Quote exactly, and only, the lines from the one with "Convert this document image to plain text." through the end of the listing.

_Records for this exercise:_
#####

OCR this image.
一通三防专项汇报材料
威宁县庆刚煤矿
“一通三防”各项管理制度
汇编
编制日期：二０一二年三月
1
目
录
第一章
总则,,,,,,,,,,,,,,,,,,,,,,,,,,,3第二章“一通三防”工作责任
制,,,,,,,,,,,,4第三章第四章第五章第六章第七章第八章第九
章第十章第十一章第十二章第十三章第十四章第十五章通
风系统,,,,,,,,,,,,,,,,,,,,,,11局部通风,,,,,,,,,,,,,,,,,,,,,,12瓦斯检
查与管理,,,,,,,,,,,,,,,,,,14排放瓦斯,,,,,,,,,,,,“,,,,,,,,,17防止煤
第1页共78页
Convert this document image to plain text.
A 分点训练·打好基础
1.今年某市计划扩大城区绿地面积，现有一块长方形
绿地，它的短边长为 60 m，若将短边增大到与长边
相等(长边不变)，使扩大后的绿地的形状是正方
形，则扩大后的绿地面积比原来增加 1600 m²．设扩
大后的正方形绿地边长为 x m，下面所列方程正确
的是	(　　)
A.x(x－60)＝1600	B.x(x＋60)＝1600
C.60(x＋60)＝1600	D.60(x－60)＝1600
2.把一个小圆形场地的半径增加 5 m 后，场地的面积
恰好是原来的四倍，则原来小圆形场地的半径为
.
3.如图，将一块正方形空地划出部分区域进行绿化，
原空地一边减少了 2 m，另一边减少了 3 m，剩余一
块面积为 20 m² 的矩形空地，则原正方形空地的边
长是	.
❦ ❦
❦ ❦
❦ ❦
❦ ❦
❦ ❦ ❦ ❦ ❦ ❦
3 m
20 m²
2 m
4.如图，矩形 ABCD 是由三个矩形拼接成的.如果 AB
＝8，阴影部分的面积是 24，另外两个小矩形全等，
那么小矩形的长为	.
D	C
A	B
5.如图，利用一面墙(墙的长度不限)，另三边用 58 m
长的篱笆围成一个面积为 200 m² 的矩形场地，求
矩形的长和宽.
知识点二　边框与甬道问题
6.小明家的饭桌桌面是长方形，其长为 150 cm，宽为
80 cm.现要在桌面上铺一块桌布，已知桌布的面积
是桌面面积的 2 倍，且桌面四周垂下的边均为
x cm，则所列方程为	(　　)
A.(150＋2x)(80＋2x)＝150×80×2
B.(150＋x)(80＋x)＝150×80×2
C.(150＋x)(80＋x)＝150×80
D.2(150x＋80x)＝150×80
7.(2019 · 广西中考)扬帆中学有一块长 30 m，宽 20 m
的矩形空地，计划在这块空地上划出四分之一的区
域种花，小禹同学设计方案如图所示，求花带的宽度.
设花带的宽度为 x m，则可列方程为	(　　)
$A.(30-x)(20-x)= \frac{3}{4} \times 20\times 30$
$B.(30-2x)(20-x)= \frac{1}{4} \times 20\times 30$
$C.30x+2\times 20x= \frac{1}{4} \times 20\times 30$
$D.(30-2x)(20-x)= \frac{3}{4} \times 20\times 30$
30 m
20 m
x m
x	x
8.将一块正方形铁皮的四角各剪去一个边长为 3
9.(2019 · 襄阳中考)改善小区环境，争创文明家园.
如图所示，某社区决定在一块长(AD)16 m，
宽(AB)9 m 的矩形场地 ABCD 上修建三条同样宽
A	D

#####

_Answer to this problem:_
Convert this document image to plain text.
A 分点训练·打好基础
1.今年某市计划扩大城区绿地面积，现有一块长方形
绿地，它的短边长为 60 m，若将短边增大到与长边
相等(长边不变)，使扩大后的绿地的形状是正方
形，则扩大后的绿地面积比原来增加 1600 m²．设扩
大后的正方形绿地边长为 x m，下面所列方程正确
的是	(　　)
A.x(x－60)＝1600	B.x(x＋60)＝1600
C.60(x＋60)＝1600	D.60(x－60)＝1600
2.把一个小圆形场地的半径增加 5 m 后，场地的面积
恰好是原来的四倍，则原来小圆形场地的半径为
.
3.如图，将一块正方形空地划出部分区域进行绿化，
原空地一边减少了 2 m，另一边减少了 3 m，剩余一
块面积为 20 m² 的矩形空地，则原正方形空地的边
长是	.
❦ ❦
❦ ❦
❦ ❦
❦ ❦
❦ ❦ ❦ ❦ ❦ ❦
3 m
20 m²
2 m
4.如图，矩形 ABCD 是由三个矩形拼接成的.如果 AB
＝8，阴影部分的面积是 24，另外两个小矩形全等，
那么小矩形的长为	.
D	C
A	B
5.如图，利用一面墙(墙的长度不限)，另三边用 58 m
长的篱笆围成一个面积为 200 m² 的矩形场地，求
矩形的长和宽.
知识点二　边框与甬道问题
6.小明家的饭桌桌面是长方形，其长为 150 cm，宽为
80 cm.现要在桌面上铺一块桌布，已知桌布的面积
是桌面面积的 2 倍，且桌面四周垂下的边均为
x cm，则所列方程为	(　　)
A.(150＋2x)(80＋2x)＝150×80×2
B.(150＋x)(80＋x)＝150×80×2
C.(150＋x)(80＋x)＝150×80
D.2(150x＋80x)＝150×80
7.(2019 · 广西中考)扬帆中学有一块长 30 m，宽 20 m
的矩形空地，计划在这块空地上划出四分之一的区
域种花，小禹同学设计方案如图所示，求花带的宽度.
设花带的宽度为 x m，则可列方程为	(　　)
$A.(30-x)(20-x)= \frac{3}{4} \times 20\times 30$
$B.(30-2x)(20-x)= \frac{1}{4} \times 20\times 30$
$C.30x+2\times 20x= \frac{1}{4} \times 20\times 30$
$D.(30-2x)(20-x)= \frac{3}{4} \times 20\times 30$
30 m
20 m
x m
x	x
8.将一块正方形铁皮的四角各剪去一个边长为 3
9.(2019 · 襄阳中考)改善小区环境，争创文明家园.
如图所示，某社区决定在一块长(AD)16 m，
宽(AB)9 m 的矩形场地 ABCD 上修建三条同样宽
A	D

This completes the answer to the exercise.